### What this task involves
Locate every line in the material below that has the word "name". Copy each of those lines.

━━━━━━━━━━━━━━━━

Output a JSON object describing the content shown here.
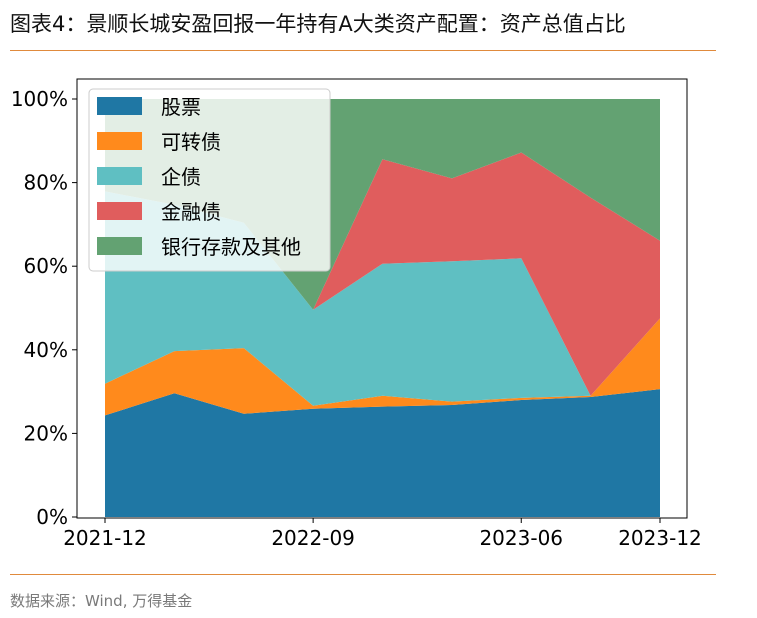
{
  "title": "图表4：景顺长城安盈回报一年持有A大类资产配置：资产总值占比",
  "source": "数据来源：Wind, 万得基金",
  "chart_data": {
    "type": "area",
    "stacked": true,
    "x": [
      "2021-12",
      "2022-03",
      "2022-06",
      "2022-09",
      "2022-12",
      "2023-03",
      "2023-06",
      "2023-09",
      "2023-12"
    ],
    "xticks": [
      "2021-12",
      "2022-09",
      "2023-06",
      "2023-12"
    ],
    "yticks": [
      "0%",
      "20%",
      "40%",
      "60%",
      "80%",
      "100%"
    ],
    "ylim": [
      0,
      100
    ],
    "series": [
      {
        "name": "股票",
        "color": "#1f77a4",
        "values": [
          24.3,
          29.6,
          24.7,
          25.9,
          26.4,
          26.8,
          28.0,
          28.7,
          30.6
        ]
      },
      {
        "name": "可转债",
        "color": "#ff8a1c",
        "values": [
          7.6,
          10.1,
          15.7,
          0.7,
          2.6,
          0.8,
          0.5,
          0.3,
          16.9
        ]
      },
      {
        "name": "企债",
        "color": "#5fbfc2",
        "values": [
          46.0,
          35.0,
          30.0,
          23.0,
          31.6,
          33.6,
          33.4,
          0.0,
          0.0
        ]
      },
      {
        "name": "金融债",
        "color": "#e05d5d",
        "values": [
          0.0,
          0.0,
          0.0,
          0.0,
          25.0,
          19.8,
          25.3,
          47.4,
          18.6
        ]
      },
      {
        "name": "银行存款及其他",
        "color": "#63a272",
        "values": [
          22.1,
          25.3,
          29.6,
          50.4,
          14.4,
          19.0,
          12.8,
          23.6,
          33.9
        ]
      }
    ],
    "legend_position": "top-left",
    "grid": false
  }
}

━━━━━━━━━━━━━━━━

### Result
        "name": "股票",
        "name": "可转债",
        "name": "企债",
        "name": "金融债",
        "name": "银行存款及其他",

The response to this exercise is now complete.